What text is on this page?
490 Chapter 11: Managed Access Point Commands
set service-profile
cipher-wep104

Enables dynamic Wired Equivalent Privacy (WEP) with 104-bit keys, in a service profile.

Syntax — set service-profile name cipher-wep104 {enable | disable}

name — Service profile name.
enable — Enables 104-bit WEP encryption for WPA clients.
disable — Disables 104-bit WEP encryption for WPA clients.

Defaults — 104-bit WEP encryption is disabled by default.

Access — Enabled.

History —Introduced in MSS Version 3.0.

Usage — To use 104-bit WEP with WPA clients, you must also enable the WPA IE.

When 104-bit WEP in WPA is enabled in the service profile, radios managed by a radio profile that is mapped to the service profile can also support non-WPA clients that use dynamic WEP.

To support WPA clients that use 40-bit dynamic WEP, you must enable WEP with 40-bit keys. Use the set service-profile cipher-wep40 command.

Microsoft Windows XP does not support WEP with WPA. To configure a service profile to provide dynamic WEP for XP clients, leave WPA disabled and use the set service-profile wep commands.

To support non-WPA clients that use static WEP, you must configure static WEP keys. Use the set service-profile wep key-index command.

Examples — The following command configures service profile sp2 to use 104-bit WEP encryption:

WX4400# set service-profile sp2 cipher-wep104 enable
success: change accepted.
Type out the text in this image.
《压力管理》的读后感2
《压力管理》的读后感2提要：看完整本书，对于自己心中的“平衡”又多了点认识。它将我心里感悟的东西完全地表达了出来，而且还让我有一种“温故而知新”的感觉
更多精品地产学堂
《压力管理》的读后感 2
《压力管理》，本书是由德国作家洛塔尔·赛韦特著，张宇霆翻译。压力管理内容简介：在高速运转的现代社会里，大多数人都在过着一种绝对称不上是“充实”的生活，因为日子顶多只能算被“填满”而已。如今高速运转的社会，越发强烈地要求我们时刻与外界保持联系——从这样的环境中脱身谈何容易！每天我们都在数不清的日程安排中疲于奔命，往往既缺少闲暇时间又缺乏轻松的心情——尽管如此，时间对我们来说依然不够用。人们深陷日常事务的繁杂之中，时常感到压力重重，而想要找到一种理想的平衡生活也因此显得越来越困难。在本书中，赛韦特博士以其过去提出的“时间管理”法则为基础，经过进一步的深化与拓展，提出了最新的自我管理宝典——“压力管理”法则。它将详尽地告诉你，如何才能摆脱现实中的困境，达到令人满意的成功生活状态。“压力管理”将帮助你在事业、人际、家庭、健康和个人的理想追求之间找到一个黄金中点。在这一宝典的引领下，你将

-------------------------

PROBLEM DETAILS
Restate the data above word for word, please.

OUTPUT OF THE EXERCISE
What text is on this page?
490 Chapter 11: Managed Access Point Commands
set service-profile
cipher-wep104

Enables dynamic Wired Equivalent Privacy (WEP) with 104-bit keys, in a service profile.

Syntax — set service-profile name cipher-wep104 {enable | disable}

name — Service profile name.
enable — Enables 104-bit WEP encryption for WPA clients.
disable — Disables 104-bit WEP encryption for WPA clients.

Defaults — 104-bit WEP encryption is disabled by default.

Access — Enabled.

History —Introduced in MSS Version 3.0.

Usage — To use 104-bit WEP with WPA clients, you must also enable the WPA IE.

When 104-bit WEP in WPA is enabled in the service profile, radios managed by a radio profile that is mapped to the service profile can also support non-WPA clients that use dynamic WEP.

To support WPA clients that use 40-bit dynamic WEP, you must enable WEP with 40-bit keys. Use the set service-profile cipher-wep40 command.

Microsoft Windows XP does not support WEP with WPA. To configure a service profile to provide dynamic WEP for XP clients, leave WPA disabled and use the set service-profile wep commands.

To support non-WPA clients that use static WEP, you must configure static WEP keys. Use the set service-profile wep key-index command.

Examples — The following command configures service profile sp2 to use 104-bit WEP encryption:

WX4400# set service-profile sp2 cipher-wep104 enable
success: change accepted.
Type out the text in this image.
《压力管理》的读后感2
《压力管理》的读后感2提要：看完整本书，对于自己心中的“平衡”又多了点认识。它将我心里感悟的东西完全地表达了出来，而且还让我有一种“温故而知新”的感觉
更多精品地产学堂
《压力管理》的读后感 2
《压力管理》，本书是由德国作家洛塔尔·赛韦特著，张宇霆翻译。压力管理内容简介：在高速运转的现代社会里，大多数人都在过着一种绝对称不上是“充实”的生活，因为日子顶多只能算被“填满”而已。如今高速运转的社会，越发强烈地要求我们时刻与外界保持联系——从这样的环境中脱身谈何容易！每天我们都在数不清的日程安排中疲于奔命，往往既缺少闲暇时间又缺乏轻松的心情——尽管如此，时间对我们来说依然不够用。人们深陷日常事务的繁杂之中，时常感到压力重重，而想要找到一种理想的平衡生活也因此显得越来越困难。在本书中，赛韦特博士以其过去提出的“时间管理”法则为基础，经过进一步的深化与拓展，提出了最新的自我管理宝典——“压力管理”法则。它将详尽地告诉你，如何才能摆脱现实中的困境，达到令人满意的成功生活状态。“压力管理”将帮助你在事业、人际、家庭、健康和个人的理想追求之间找到一个黄金中点。在这一宝典的引领下，你将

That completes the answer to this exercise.